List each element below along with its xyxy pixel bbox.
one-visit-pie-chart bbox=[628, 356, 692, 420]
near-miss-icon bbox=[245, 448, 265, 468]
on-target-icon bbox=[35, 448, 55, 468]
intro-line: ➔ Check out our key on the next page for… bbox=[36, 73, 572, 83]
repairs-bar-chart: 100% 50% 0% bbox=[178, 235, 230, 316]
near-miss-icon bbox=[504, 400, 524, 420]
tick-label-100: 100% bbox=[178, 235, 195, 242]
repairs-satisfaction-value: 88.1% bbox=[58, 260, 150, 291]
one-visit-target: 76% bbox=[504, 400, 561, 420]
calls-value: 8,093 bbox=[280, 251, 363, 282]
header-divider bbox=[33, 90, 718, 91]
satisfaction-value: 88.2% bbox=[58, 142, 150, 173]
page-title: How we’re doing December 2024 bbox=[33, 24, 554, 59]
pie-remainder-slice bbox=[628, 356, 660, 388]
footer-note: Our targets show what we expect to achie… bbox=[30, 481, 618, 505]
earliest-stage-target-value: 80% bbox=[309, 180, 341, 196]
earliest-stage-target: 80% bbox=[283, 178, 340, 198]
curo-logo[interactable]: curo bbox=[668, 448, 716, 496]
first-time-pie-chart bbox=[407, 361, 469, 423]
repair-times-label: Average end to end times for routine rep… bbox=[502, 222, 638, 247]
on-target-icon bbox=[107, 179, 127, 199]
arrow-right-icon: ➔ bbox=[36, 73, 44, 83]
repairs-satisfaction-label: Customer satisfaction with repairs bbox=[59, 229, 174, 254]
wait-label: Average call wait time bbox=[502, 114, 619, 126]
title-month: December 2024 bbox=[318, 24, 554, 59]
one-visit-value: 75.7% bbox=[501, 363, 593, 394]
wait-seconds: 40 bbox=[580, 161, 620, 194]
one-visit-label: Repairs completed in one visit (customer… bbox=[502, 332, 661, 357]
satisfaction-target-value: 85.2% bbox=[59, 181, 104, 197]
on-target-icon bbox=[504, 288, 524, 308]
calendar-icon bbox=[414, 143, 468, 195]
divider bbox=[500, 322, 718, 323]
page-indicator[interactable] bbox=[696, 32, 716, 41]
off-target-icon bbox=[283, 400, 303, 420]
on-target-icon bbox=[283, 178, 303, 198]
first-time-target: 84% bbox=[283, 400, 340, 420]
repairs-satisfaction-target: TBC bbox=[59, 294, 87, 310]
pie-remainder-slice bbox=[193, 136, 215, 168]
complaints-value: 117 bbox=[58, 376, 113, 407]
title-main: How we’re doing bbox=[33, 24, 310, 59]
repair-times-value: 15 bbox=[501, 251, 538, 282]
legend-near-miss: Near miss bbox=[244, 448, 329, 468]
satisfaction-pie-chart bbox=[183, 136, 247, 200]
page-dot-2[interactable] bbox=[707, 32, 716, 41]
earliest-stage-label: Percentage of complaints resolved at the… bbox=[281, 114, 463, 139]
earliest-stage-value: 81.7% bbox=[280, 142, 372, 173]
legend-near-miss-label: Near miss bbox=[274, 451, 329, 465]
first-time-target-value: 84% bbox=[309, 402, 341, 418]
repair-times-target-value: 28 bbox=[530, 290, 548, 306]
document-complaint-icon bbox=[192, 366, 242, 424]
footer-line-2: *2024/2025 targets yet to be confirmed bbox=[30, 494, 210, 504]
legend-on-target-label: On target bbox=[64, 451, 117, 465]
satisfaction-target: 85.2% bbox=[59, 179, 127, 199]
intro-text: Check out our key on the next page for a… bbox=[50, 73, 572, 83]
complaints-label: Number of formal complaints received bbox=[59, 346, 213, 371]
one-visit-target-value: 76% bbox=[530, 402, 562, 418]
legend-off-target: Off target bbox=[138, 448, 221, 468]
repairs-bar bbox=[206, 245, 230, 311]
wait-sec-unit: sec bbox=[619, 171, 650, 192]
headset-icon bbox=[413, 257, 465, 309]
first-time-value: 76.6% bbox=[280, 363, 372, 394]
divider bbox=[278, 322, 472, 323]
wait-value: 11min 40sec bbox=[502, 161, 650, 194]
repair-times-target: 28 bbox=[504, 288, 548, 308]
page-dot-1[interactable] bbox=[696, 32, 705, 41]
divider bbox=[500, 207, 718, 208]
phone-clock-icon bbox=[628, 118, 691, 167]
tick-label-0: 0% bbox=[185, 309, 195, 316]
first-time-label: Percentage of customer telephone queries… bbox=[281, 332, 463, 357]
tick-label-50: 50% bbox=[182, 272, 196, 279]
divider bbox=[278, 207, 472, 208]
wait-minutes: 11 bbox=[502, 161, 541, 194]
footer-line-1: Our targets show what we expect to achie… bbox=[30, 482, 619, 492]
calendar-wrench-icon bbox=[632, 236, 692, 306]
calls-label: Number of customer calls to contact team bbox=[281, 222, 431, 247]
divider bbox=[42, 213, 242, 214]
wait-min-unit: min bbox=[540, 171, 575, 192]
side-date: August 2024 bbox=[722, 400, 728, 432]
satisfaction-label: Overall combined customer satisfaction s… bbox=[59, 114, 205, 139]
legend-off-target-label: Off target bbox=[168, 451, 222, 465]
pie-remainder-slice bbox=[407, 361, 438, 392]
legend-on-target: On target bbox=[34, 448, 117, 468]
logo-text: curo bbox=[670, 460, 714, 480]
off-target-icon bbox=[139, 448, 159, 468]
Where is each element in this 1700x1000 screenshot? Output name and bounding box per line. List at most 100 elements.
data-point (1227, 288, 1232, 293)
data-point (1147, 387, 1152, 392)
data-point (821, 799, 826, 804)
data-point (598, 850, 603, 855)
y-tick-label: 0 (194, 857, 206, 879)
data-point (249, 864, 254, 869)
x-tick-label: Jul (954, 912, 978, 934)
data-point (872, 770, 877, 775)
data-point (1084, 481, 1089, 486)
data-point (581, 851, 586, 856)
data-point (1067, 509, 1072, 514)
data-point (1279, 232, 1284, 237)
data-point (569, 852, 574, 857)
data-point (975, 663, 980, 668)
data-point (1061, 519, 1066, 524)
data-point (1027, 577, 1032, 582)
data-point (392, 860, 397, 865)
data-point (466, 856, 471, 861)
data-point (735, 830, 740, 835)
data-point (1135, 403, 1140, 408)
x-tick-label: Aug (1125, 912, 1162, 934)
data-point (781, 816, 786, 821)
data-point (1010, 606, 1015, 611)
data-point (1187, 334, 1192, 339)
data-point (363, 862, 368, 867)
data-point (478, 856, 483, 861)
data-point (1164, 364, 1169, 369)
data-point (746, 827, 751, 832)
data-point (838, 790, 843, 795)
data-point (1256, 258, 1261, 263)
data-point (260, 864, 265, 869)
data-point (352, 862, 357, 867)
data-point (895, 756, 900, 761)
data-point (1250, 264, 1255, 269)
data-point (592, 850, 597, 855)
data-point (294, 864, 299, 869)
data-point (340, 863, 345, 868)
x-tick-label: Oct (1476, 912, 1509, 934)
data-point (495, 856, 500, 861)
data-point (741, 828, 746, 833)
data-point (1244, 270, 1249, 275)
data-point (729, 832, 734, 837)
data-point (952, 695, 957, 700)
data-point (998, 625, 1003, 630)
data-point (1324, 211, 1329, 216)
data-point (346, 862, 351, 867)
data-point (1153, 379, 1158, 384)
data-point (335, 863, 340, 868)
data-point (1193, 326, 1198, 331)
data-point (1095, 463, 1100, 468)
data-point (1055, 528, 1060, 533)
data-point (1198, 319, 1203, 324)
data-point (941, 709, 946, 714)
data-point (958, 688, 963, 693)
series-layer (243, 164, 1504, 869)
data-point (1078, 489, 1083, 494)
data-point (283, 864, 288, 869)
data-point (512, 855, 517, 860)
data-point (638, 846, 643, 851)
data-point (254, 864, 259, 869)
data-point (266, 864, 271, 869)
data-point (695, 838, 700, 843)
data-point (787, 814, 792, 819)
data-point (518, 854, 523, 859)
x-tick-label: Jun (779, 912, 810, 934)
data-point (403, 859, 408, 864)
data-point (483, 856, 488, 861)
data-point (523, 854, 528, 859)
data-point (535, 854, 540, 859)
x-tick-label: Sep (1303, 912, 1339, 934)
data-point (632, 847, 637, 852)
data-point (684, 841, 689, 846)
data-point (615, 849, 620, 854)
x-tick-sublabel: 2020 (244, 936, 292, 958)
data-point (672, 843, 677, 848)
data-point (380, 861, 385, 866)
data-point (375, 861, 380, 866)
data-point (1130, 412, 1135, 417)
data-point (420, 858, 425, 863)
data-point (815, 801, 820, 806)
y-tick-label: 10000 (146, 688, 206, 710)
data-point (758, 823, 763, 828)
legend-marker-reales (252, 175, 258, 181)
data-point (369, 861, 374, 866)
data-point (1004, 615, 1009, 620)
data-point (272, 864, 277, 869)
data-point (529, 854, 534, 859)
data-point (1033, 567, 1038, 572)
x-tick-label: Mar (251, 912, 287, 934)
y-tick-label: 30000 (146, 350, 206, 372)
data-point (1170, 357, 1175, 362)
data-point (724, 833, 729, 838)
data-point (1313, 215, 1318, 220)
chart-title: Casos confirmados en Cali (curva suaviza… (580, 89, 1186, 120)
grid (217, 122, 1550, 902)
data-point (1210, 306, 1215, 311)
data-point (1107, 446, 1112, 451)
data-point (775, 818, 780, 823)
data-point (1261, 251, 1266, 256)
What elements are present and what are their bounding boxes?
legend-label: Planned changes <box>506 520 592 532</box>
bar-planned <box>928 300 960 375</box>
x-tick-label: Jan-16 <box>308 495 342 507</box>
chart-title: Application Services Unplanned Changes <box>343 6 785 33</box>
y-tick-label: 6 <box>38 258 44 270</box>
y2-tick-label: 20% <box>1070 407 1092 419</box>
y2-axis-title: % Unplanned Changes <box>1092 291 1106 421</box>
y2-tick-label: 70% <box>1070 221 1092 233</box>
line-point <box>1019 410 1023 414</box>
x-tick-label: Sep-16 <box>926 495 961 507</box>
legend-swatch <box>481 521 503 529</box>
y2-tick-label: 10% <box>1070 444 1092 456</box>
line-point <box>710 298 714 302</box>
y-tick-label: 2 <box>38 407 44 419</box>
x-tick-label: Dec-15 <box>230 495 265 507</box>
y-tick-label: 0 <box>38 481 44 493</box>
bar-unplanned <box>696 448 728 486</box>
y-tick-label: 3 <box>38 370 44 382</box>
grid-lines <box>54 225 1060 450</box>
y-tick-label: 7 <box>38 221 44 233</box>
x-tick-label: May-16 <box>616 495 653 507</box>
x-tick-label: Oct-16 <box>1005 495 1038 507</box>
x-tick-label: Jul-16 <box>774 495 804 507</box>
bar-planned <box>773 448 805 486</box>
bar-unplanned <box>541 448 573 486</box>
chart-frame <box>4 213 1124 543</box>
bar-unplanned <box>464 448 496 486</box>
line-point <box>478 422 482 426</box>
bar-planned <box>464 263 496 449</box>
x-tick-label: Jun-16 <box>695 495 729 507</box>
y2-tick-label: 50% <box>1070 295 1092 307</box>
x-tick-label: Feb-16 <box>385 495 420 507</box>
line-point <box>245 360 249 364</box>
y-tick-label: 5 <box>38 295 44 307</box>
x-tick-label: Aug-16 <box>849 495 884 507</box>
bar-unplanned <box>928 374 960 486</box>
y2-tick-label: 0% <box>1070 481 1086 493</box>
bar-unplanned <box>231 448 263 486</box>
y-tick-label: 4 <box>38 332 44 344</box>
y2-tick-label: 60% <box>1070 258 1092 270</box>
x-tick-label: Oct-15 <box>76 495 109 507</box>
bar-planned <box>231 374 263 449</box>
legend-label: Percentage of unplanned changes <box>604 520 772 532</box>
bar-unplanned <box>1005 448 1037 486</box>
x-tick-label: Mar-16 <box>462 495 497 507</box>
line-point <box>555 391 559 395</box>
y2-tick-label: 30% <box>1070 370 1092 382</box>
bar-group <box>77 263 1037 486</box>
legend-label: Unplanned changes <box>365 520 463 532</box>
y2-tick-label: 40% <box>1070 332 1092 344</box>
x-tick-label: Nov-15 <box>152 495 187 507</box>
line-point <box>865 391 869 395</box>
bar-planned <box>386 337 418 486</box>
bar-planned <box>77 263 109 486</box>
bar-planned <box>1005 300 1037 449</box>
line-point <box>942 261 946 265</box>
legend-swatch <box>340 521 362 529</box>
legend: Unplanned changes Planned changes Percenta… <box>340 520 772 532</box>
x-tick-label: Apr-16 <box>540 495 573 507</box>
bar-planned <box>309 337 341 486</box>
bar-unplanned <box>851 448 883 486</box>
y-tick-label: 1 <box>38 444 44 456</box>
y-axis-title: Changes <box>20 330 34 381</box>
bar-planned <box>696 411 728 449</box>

Instruction: Reproduce the lines from the very first one through the line holding "one-visit-value: 75.7% bbox=[501, 363, 593, 394]", both included.

Final result:
List each element below along with its xyxy pixel bbox.
one-visit-pie-chart bbox=[628, 356, 692, 420]
near-miss-icon bbox=[245, 448, 265, 468]
on-target-icon bbox=[35, 448, 55, 468]
intro-line: ➔ Check out our key on the next page for… bbox=[36, 73, 572, 83]
repairs-bar-chart: 100% 50% 0% bbox=[178, 235, 230, 316]
near-miss-icon bbox=[504, 400, 524, 420]
tick-label-100: 100% bbox=[178, 235, 195, 242]
repairs-satisfaction-value: 88.1% bbox=[58, 260, 150, 291]
one-visit-target: 76% bbox=[504, 400, 561, 420]
calls-value: 8,093 bbox=[280, 251, 363, 282]
header-divider bbox=[33, 90, 718, 91]
satisfaction-value: 88.2% bbox=[58, 142, 150, 173]
page-title: How we’re doing December 2024 bbox=[33, 24, 554, 59]
pie-remainder-slice bbox=[628, 356, 660, 388]
footer-note: Our targets show what we expect to achie… bbox=[30, 481, 618, 505]
earliest-stage-target-value: 80% bbox=[309, 180, 341, 196]
earliest-stage-target: 80% bbox=[283, 178, 340, 198]
curo-logo[interactable]: curo bbox=[668, 448, 716, 496]
first-time-pie-chart bbox=[407, 361, 469, 423]
repair-times-label: Average end to end times for routine rep… bbox=[502, 222, 638, 247]
on-target-icon bbox=[107, 179, 127, 199]
arrow-right-icon: ➔ bbox=[36, 73, 44, 83]
repairs-satisfaction-label: Customer satisfaction with repairs bbox=[59, 229, 174, 254]
wait-label: Average call wait time bbox=[502, 114, 619, 126]
title-month: December 2024 bbox=[318, 24, 554, 59]
one-visit-value: 75.7% bbox=[501, 363, 593, 394]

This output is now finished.